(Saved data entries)
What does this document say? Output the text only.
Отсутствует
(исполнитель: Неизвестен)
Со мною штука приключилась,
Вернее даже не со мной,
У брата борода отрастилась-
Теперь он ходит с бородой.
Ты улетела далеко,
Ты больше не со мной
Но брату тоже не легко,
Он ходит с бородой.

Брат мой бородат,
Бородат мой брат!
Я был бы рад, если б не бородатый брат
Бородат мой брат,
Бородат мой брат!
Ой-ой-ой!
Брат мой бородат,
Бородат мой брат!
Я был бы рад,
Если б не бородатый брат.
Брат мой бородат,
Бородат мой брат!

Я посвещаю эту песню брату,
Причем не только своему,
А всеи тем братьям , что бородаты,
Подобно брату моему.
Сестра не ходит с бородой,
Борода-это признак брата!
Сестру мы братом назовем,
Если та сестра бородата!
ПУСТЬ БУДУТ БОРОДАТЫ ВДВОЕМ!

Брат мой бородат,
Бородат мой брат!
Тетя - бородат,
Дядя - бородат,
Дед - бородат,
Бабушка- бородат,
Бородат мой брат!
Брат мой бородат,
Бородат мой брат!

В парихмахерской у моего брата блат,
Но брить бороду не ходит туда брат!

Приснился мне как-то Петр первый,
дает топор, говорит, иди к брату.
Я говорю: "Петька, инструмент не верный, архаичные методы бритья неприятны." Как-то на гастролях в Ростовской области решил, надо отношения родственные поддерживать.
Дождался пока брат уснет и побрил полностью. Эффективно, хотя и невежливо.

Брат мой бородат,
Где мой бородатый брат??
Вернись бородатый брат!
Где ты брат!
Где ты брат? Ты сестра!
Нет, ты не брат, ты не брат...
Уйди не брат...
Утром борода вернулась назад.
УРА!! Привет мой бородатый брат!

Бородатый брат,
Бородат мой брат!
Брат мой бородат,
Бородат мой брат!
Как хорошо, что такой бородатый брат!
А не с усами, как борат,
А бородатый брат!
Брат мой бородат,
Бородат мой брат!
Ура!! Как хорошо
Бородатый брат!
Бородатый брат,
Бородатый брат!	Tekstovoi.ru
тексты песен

What the task asks> Reproduce each line from the records that contains the word "бородой".

Full solution>
Теперь он ходит с бородой.
Он ходит с бородой.
Сестра не ходит с бородой,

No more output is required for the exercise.